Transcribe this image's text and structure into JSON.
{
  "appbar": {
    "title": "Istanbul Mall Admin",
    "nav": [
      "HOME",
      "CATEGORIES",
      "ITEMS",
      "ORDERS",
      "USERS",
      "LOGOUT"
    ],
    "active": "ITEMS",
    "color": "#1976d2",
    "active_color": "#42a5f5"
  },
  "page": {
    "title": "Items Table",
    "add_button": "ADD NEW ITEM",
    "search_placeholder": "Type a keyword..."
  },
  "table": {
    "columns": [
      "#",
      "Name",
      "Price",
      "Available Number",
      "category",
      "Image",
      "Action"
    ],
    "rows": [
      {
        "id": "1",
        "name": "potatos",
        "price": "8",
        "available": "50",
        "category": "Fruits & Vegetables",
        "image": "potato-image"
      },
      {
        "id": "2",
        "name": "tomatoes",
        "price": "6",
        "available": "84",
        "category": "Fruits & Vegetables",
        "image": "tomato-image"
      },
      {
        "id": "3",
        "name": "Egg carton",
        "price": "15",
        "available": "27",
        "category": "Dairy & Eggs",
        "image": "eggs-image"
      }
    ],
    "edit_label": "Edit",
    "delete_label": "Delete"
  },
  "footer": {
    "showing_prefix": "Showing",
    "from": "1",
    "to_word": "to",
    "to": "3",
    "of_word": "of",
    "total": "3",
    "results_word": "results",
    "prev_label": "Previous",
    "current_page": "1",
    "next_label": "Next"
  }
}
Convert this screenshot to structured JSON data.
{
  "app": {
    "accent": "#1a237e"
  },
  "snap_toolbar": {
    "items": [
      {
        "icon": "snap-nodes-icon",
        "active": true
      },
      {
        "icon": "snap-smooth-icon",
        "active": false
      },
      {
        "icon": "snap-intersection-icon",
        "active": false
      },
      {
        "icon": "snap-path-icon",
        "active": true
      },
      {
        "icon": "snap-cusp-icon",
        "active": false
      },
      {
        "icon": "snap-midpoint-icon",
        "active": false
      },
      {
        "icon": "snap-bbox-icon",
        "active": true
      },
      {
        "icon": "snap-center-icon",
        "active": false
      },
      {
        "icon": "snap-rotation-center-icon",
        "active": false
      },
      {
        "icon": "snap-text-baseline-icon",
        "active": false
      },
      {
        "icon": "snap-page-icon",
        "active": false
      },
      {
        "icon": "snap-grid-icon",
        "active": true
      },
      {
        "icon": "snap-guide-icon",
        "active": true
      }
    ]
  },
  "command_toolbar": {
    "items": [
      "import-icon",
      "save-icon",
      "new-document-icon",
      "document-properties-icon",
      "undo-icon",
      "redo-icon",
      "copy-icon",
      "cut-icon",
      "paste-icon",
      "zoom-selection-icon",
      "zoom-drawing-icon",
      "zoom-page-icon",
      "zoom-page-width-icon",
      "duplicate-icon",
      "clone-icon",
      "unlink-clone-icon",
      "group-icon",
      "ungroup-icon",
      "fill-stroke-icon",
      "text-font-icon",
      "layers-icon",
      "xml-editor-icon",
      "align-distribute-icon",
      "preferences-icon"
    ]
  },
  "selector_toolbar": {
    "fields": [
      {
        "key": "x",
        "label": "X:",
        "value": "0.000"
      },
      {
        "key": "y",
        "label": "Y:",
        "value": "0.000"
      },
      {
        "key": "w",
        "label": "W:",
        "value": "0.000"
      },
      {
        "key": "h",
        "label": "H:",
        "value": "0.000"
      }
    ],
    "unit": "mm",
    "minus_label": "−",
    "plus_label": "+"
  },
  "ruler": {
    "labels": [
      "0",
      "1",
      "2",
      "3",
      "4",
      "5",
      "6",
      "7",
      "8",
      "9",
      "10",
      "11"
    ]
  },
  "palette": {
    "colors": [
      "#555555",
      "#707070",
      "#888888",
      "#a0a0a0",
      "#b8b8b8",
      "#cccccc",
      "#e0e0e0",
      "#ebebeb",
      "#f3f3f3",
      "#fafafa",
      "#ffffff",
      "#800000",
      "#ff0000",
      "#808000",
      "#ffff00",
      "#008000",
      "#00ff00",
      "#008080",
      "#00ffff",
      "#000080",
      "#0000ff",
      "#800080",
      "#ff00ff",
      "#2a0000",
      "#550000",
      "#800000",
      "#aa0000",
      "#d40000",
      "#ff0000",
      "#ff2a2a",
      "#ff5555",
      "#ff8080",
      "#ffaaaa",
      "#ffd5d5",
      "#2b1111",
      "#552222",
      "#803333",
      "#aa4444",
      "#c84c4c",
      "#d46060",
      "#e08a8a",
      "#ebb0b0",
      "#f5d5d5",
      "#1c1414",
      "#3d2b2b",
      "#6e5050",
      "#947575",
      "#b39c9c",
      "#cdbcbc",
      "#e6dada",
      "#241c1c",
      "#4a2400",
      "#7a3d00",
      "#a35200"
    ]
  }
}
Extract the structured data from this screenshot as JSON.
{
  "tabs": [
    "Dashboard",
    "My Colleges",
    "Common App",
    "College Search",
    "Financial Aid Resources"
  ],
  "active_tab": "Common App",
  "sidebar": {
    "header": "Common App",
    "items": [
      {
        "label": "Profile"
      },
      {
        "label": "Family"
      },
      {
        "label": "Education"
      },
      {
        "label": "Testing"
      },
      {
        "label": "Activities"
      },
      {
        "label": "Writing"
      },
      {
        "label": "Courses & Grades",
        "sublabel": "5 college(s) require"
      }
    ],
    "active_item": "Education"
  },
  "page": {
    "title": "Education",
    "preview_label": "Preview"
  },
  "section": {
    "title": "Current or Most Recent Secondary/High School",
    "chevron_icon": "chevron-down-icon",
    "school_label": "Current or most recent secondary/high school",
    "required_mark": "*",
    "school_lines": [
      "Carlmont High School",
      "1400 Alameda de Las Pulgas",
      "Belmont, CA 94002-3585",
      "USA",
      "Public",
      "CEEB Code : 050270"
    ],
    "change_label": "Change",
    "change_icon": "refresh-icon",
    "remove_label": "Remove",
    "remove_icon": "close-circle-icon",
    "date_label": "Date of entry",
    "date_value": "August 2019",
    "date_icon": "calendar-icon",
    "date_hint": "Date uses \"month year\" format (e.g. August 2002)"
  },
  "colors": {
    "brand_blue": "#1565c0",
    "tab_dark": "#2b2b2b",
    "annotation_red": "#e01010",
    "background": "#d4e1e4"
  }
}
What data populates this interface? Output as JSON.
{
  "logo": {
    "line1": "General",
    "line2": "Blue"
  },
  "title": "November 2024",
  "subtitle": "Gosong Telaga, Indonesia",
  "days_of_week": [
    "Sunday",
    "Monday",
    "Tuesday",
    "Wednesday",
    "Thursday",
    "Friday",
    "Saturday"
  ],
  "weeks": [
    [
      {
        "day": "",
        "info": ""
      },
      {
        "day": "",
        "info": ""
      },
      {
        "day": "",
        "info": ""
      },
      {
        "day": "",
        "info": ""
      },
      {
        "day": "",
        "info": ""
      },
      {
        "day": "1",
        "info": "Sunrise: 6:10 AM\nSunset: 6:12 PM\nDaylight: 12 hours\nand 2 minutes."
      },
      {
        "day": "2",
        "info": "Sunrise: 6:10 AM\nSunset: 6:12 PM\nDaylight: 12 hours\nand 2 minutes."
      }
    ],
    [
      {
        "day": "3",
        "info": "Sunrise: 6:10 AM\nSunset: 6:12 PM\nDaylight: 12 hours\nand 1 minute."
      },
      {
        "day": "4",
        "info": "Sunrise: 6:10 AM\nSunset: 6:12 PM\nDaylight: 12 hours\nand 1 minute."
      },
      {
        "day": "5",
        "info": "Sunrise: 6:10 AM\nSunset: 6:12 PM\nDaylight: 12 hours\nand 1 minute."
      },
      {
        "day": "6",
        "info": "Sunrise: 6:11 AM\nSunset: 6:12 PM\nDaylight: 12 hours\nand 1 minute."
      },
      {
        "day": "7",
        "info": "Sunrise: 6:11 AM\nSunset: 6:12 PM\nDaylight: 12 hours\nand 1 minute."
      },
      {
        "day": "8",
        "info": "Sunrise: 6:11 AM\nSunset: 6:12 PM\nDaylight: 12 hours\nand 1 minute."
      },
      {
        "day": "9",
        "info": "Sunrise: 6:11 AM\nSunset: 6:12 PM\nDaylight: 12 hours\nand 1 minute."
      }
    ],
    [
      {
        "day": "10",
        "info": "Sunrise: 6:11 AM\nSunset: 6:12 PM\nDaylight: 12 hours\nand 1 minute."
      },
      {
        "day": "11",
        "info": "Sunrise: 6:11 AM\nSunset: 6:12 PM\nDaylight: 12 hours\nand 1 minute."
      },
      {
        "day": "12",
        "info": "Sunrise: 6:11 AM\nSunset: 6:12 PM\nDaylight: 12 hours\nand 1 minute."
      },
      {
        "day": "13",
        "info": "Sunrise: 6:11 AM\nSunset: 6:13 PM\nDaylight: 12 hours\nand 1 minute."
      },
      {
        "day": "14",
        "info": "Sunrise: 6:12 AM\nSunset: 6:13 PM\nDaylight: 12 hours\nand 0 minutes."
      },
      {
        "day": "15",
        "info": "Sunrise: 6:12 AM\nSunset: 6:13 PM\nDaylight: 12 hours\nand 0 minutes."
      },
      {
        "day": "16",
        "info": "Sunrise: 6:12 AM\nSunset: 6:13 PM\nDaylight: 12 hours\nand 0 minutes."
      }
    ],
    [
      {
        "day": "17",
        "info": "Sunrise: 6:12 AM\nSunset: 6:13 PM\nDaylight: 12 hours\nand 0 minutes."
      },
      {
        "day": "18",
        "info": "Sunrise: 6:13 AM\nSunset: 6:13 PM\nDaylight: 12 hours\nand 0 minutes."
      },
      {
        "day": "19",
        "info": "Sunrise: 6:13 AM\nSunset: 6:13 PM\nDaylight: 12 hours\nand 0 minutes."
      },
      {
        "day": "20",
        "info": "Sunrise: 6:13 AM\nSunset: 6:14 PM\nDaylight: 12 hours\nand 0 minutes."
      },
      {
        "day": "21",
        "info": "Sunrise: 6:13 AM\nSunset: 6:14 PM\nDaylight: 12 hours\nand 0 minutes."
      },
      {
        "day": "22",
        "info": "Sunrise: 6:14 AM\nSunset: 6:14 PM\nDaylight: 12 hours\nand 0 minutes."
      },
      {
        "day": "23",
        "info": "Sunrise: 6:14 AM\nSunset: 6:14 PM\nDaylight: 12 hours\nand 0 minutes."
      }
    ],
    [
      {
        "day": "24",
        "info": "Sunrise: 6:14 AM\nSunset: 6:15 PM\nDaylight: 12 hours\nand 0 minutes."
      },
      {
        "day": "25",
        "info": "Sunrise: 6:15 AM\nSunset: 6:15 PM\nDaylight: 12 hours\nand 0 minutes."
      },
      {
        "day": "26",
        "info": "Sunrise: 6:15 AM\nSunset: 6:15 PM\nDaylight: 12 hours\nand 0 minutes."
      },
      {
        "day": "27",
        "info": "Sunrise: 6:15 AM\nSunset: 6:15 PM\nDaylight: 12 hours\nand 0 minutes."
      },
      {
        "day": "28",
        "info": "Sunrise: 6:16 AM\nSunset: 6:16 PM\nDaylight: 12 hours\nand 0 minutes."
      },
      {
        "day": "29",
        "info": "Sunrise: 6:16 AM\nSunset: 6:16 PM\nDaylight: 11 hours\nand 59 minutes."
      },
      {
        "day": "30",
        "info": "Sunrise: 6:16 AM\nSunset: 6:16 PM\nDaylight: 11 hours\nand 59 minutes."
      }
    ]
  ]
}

=== WHAT YOU WILL DO ===
Only lines holding the string "zoom" are wanted; gather each one from the entries above.

=== THE ANSWER ===
      "zoom-selection-icon",
      "zoom-drawing-icon",
      "zoom-page-icon",
      "zoom-page-width-icon",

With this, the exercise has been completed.